Work out how many lines in the data include the string "this"; reply with that number alone.

▼▼▼

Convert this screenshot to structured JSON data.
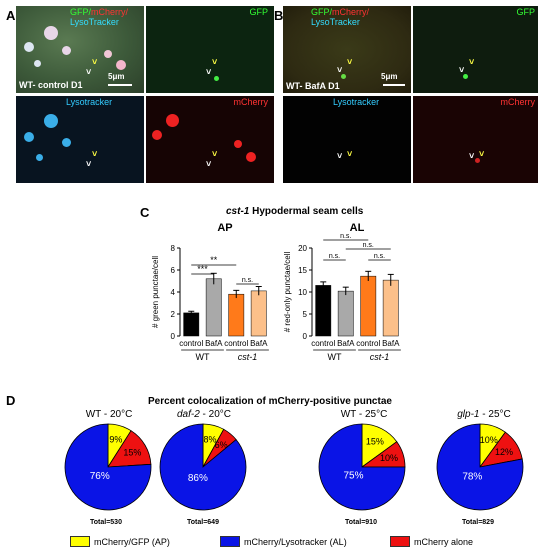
{
  "panel_a": {
    "letter": "A",
    "merge_label_gfp": "GFP/",
    "merge_label_mcherry": "mCherry/",
    "merge_label_lyso": "LysoTracker",
    "condition_label": "WT- control D1",
    "scale_label": "5μm",
    "gfp_label": "GFP",
    "lyso_label": "Lysotracker",
    "mcherry_label": "mCherry"
  },
  "panel_b": {
    "letter": "B",
    "merge_label_gfp": "GFP/",
    "merge_label_mcherry": "mCherry/",
    "merge_label_lyso": "LysoTracker",
    "condition_label": "WT- BafA D1",
    "scale_label": "5μm",
    "gfp_label": "GFP",
    "lyso_label": "Lysotracker",
    "mcherry_label": "mCherry"
  },
  "panel_c": {
    "letter": "C",
    "title_gene": "cst-1",
    "title_rest": " Hypodermal seam cells"
  },
  "panel_d": {
    "letter": "D",
    "title": "Percent colocalization of mCherry-positive punctae"
  },
  "colors": {
    "yellow": "#ffff00",
    "blue": "#0a14e6",
    "red": "#ee1111",
    "bar_black": "#000000",
    "bar_grey": "#a9a9a9",
    "bar_orange": "#ff7a1a",
    "bar_peach": "#fcc08a"
  },
  "chart_data": [
    {
      "type": "bar",
      "title": "AP",
      "ylabel": "# green punctae/cell",
      "ylim": [
        0,
        8
      ],
      "yticks": [
        "0",
        "2",
        "4",
        "6",
        "8"
      ],
      "categories": [
        "control",
        "BafA",
        "control",
        "BafA"
      ],
      "groups": [
        "WT",
        "cst-1"
      ],
      "values": [
        2.1,
        5.2,
        3.8,
        4.1
      ],
      "errors": [
        0.15,
        0.5,
        0.35,
        0.4
      ],
      "significance": [
        {
          "label": "**",
          "from": 0,
          "to": 2
        },
        {
          "label": "***",
          "from": 0,
          "to": 1
        },
        {
          "label": "n.s.",
          "from": 2,
          "to": 3
        }
      ]
    },
    {
      "type": "bar",
      "title": "AL",
      "ylabel": "# red-only punctae/cell",
      "ylim": [
        0,
        20
      ],
      "yticks": [
        "0",
        "5",
        "10",
        "15",
        "20"
      ],
      "categories": [
        "control",
        "BafA",
        "control",
        "BafA"
      ],
      "groups": [
        "WT",
        "cst-1"
      ],
      "values": [
        11.5,
        10.2,
        13.6,
        12.7
      ],
      "errors": [
        0.8,
        0.9,
        1.1,
        1.3
      ],
      "significance": [
        {
          "label": "n.s.",
          "from": 0,
          "to": 2
        },
        {
          "label": "n.s.",
          "from": 1,
          "to": 3
        },
        {
          "label": "n.s.",
          "from": 0,
          "to": 1
        },
        {
          "label": "n.s.",
          "from": 2,
          "to": 3
        }
      ]
    },
    {
      "type": "pie",
      "title_strain": "WT",
      "title_temp": " - 20°C",
      "total_label": "Total=530",
      "slices": [
        {
          "label": "9%",
          "value": 9,
          "color": "#ffff00"
        },
        {
          "label": "15%",
          "value": 15,
          "color": "#ee1111"
        },
        {
          "label": "76%",
          "value": 76,
          "color": "#0a14e6"
        }
      ]
    },
    {
      "type": "pie",
      "title_strain": "daf-2",
      "title_temp": " - 20°C",
      "total_label": "Total=649",
      "slices": [
        {
          "label": "8%",
          "value": 8,
          "color": "#ffff00"
        },
        {
          "label": "6%",
          "value": 6,
          "color": "#ee1111"
        },
        {
          "label": "86%",
          "value": 86,
          "color": "#0a14e6"
        }
      ]
    },
    {
      "type": "pie",
      "title_strain": "WT",
      "title_temp": " - 25°C",
      "total_label": "Total=910",
      "slices": [
        {
          "label": "15%",
          "value": 15,
          "color": "#ffff00"
        },
        {
          "label": "10%",
          "value": 10,
          "color": "#ee1111"
        },
        {
          "label": "75%",
          "value": 75,
          "color": "#0a14e6"
        }
      ]
    },
    {
      "type": "pie",
      "title_strain": "glp-1",
      "title_temp": " - 25°C",
      "total_label": "Total=829",
      "slices": [
        {
          "label": "10%",
          "value": 10,
          "color": "#ffff00"
        },
        {
          "label": "12%",
          "value": 12,
          "color": "#ee1111"
        },
        {
          "label": "78%",
          "value": 78,
          "color": "#0a14e6"
        }
      ]
    }
  ],
  "legend": [
    {
      "label": "mCherry/GFP (AP)",
      "color": "#ffff00"
    },
    {
      "label": "mCherry/Lysotracker (AL)",
      "color": "#0a14e6"
    },
    {
      "label": "mCherry alone",
      "color": "#ee1111"
    }
  ]
}
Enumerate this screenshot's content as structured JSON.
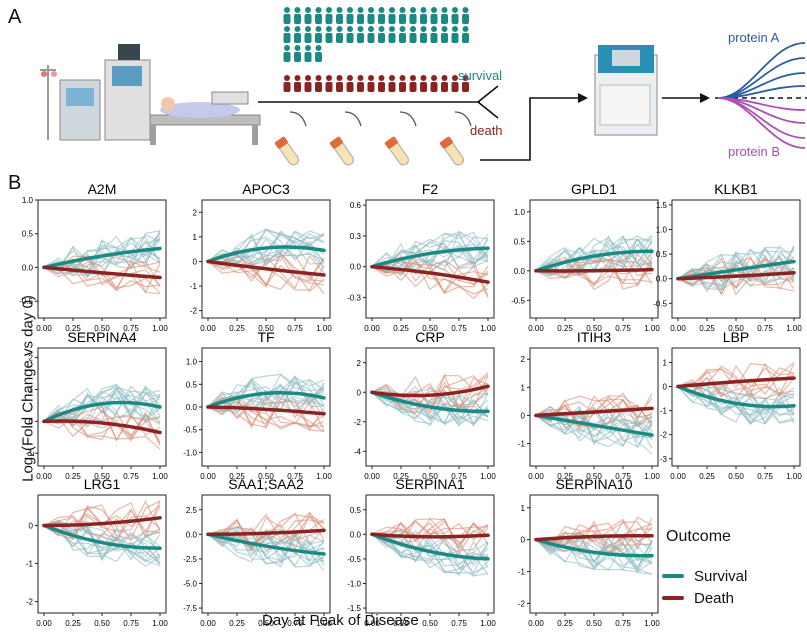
{
  "panel_a": {
    "label": "A",
    "survival_label": "survival",
    "death_label": "death",
    "protein_a_label": "protein A",
    "protein_b_label": "protein B",
    "colors": {
      "survival": "#1b8a83",
      "death": "#8b2323",
      "protein_a": "#2c5aa0",
      "protein_b": "#a94fb5"
    }
  },
  "panel_b": {
    "label": "B",
    "ylabel": "Log₂(Fold Change vs day 0)",
    "xlabel": "Day at Peak of Disease",
    "legend": {
      "title": "Outcome",
      "items": [
        {
          "label": "Survival",
          "color": "#1b8a83"
        },
        {
          "label": "Death",
          "color": "#8b2323"
        }
      ]
    }
  },
  "chart_data": [
    {
      "type": "line",
      "title": "A2M",
      "x": [
        0,
        0.5,
        1.0
      ],
      "xticks": [
        "0.00",
        "0.25",
        "0.50",
        "0.75",
        "1.00"
      ],
      "yticks": [
        "1.0",
        "0.5",
        "0.0",
        "-0.5"
      ],
      "ylim": [
        -0.75,
        1.0
      ],
      "series": [
        {
          "name": "Survival",
          "values": [
            0.0,
            0.17,
            0.28
          ]
        },
        {
          "name": "Death",
          "values": [
            0.0,
            -0.08,
            -0.15
          ]
        }
      ]
    },
    {
      "type": "line",
      "title": "APOC3",
      "x": [
        0,
        0.5,
        1.0
      ],
      "xticks": [
        "0.00",
        "0.25",
        "0.50",
        "0.75",
        "1.00"
      ],
      "yticks": [
        "2",
        "1",
        "0",
        "-1",
        "-2"
      ],
      "ylim": [
        -2.3,
        2.5
      ],
      "series": [
        {
          "name": "Survival",
          "values": [
            0.0,
            0.55,
            0.45
          ]
        },
        {
          "name": "Death",
          "values": [
            0.0,
            -0.3,
            -0.55
          ]
        }
      ]
    },
    {
      "type": "line",
      "title": "F2",
      "x": [
        0,
        0.5,
        1.0
      ],
      "xticks": [
        "0.00",
        "0.25",
        "0.50",
        "0.75",
        "1.00"
      ],
      "yticks": [
        "0.6",
        "0.3",
        "0.0",
        "-0.3"
      ],
      "ylim": [
        -0.5,
        0.65
      ],
      "series": [
        {
          "name": "Survival",
          "values": [
            0.0,
            0.13,
            0.18
          ]
        },
        {
          "name": "Death",
          "values": [
            0.0,
            -0.06,
            -0.15
          ]
        }
      ]
    },
    {
      "type": "line",
      "title": "GPLD1",
      "x": [
        0,
        0.5,
        1.0
      ],
      "xticks": [
        "0.00",
        "0.25",
        "0.50",
        "0.75",
        "1.00"
      ],
      "yticks": [
        "1.0",
        "0.5",
        "0.0",
        "-0.5"
      ],
      "ylim": [
        -0.8,
        1.2
      ],
      "series": [
        {
          "name": "Survival",
          "values": [
            0.0,
            0.25,
            0.33
          ]
        },
        {
          "name": "Death",
          "values": [
            0.0,
            0.0,
            0.02
          ]
        }
      ]
    },
    {
      "type": "line",
      "title": "KLKB1",
      "x": [
        0,
        0.5,
        1.0
      ],
      "xticks": [
        "0.00",
        "0.25",
        "0.50",
        "0.75",
        "1.00"
      ],
      "yticks": [
        "1.5",
        "1.0",
        "0.5",
        "0.0",
        "-0.5"
      ],
      "ylim": [
        -0.8,
        1.6
      ],
      "series": [
        {
          "name": "Survival",
          "values": [
            0.0,
            0.18,
            0.35
          ]
        },
        {
          "name": "Death",
          "values": [
            0.0,
            0.05,
            0.12
          ]
        }
      ]
    },
    {
      "type": "line",
      "title": "SERPINA4",
      "x": [
        0,
        0.5,
        1.0
      ],
      "xticks": [
        "0.00",
        "0.25",
        "0.50",
        "0.75",
        "1.00"
      ],
      "yticks": [
        "2",
        "1",
        "0",
        "-1"
      ],
      "ylim": [
        -1.4,
        2.3
      ],
      "series": [
        {
          "name": "Survival",
          "values": [
            0.0,
            0.55,
            0.45
          ]
        },
        {
          "name": "Death",
          "values": [
            0.0,
            -0.05,
            -0.35
          ]
        }
      ]
    },
    {
      "type": "line",
      "title": "TF",
      "x": [
        0,
        0.5,
        1.0
      ],
      "xticks": [
        "0.00",
        "0.25",
        "0.50",
        "0.75",
        "1.00"
      ],
      "yticks": [
        "1.0",
        "0.5",
        "0.0",
        "-0.5",
        "-1.0"
      ],
      "ylim": [
        -1.3,
        1.3
      ],
      "series": [
        {
          "name": "Survival",
          "values": [
            0.0,
            0.3,
            0.2
          ]
        },
        {
          "name": "Death",
          "values": [
            0.0,
            -0.05,
            -0.15
          ]
        }
      ]
    },
    {
      "type": "line",
      "title": "CRP",
      "x": [
        0,
        0.5,
        1.0
      ],
      "xticks": [
        "0.00",
        "0.25",
        "0.50",
        "0.75",
        "1.00"
      ],
      "yticks": [
        "2",
        "0",
        "-2",
        "-4"
      ],
      "ylim": [
        -5.0,
        3.0
      ],
      "series": [
        {
          "name": "Survival",
          "values": [
            0.0,
            -1.0,
            -1.3
          ]
        },
        {
          "name": "Death",
          "values": [
            0.0,
            -0.2,
            0.4
          ]
        }
      ]
    },
    {
      "type": "line",
      "title": "ITIH3",
      "x": [
        0,
        0.5,
        1.0
      ],
      "xticks": [
        "0.00",
        "0.25",
        "0.50",
        "0.75",
        "1.00"
      ],
      "yticks": [
        "2",
        "1",
        "0",
        "-1"
      ],
      "ylim": [
        -1.8,
        2.4
      ],
      "series": [
        {
          "name": "Survival",
          "values": [
            0.0,
            -0.35,
            -0.7
          ]
        },
        {
          "name": "Death",
          "values": [
            0.0,
            0.12,
            0.25
          ]
        }
      ]
    },
    {
      "type": "line",
      "title": "LBP",
      "x": [
        0,
        0.5,
        1.0
      ],
      "xticks": [
        "0.00",
        "0.25",
        "0.50",
        "0.75",
        "1.00"
      ],
      "yticks": [
        "1",
        "0",
        "-1",
        "-2",
        "-3"
      ],
      "ylim": [
        -3.3,
        1.6
      ],
      "series": [
        {
          "name": "Survival",
          "values": [
            0.0,
            -0.7,
            -0.8
          ]
        },
        {
          "name": "Death",
          "values": [
            0.0,
            0.2,
            0.35
          ]
        }
      ]
    },
    {
      "type": "line",
      "title": "LRG1",
      "x": [
        0,
        0.5,
        1.0
      ],
      "xticks": [
        "0.00",
        "0.25",
        "0.50",
        "0.75",
        "1.00"
      ],
      "yticks": [
        "0",
        "-1",
        "-2"
      ],
      "ylim": [
        -2.3,
        0.8
      ],
      "series": [
        {
          "name": "Survival",
          "values": [
            0.0,
            -0.45,
            -0.6
          ]
        },
        {
          "name": "Death",
          "values": [
            0.0,
            0.05,
            0.2
          ]
        }
      ]
    },
    {
      "type": "line",
      "title": "SAA1;SAA2",
      "x": [
        0,
        0.5,
        1.0
      ],
      "xticks": [
        "0.00",
        "0.25",
        "0.50",
        "0.75",
        "1.00"
      ],
      "yticks": [
        "2.5",
        "0.0",
        "-2.5",
        "-5.0",
        "-7.5"
      ],
      "ylim": [
        -8.0,
        4.0
      ],
      "series": [
        {
          "name": "Survival",
          "values": [
            0.0,
            -1.2,
            -2.0
          ]
        },
        {
          "name": "Death",
          "values": [
            0.0,
            0.1,
            0.4
          ]
        }
      ]
    },
    {
      "type": "line",
      "title": "SERPINA1",
      "x": [
        0,
        0.5,
        1.0
      ],
      "xticks": [
        "0.00",
        "0.25",
        "0.50",
        "0.75",
        "1.00"
      ],
      "yticks": [
        "0.5",
        "0.0",
        "-0.5",
        "-1.0",
        "-1.5"
      ],
      "ylim": [
        -1.6,
        0.8
      ],
      "series": [
        {
          "name": "Survival",
          "values": [
            0.0,
            -0.35,
            -0.5
          ]
        },
        {
          "name": "Death",
          "values": [
            0.0,
            -0.05,
            -0.02
          ]
        }
      ]
    },
    {
      "type": "line",
      "title": "SERPINA10",
      "x": [
        0,
        0.5,
        1.0
      ],
      "xticks": [
        "0.00",
        "0.25",
        "0.50",
        "0.75",
        "1.00"
      ],
      "yticks": [
        "1",
        "0",
        "-1",
        "-2"
      ],
      "ylim": [
        -2.3,
        1.4
      ],
      "series": [
        {
          "name": "Survival",
          "values": [
            0.0,
            -0.4,
            -0.5
          ]
        },
        {
          "name": "Death",
          "values": [
            0.0,
            0.1,
            0.12
          ]
        }
      ]
    }
  ]
}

▲▲▲

• [Output below] 2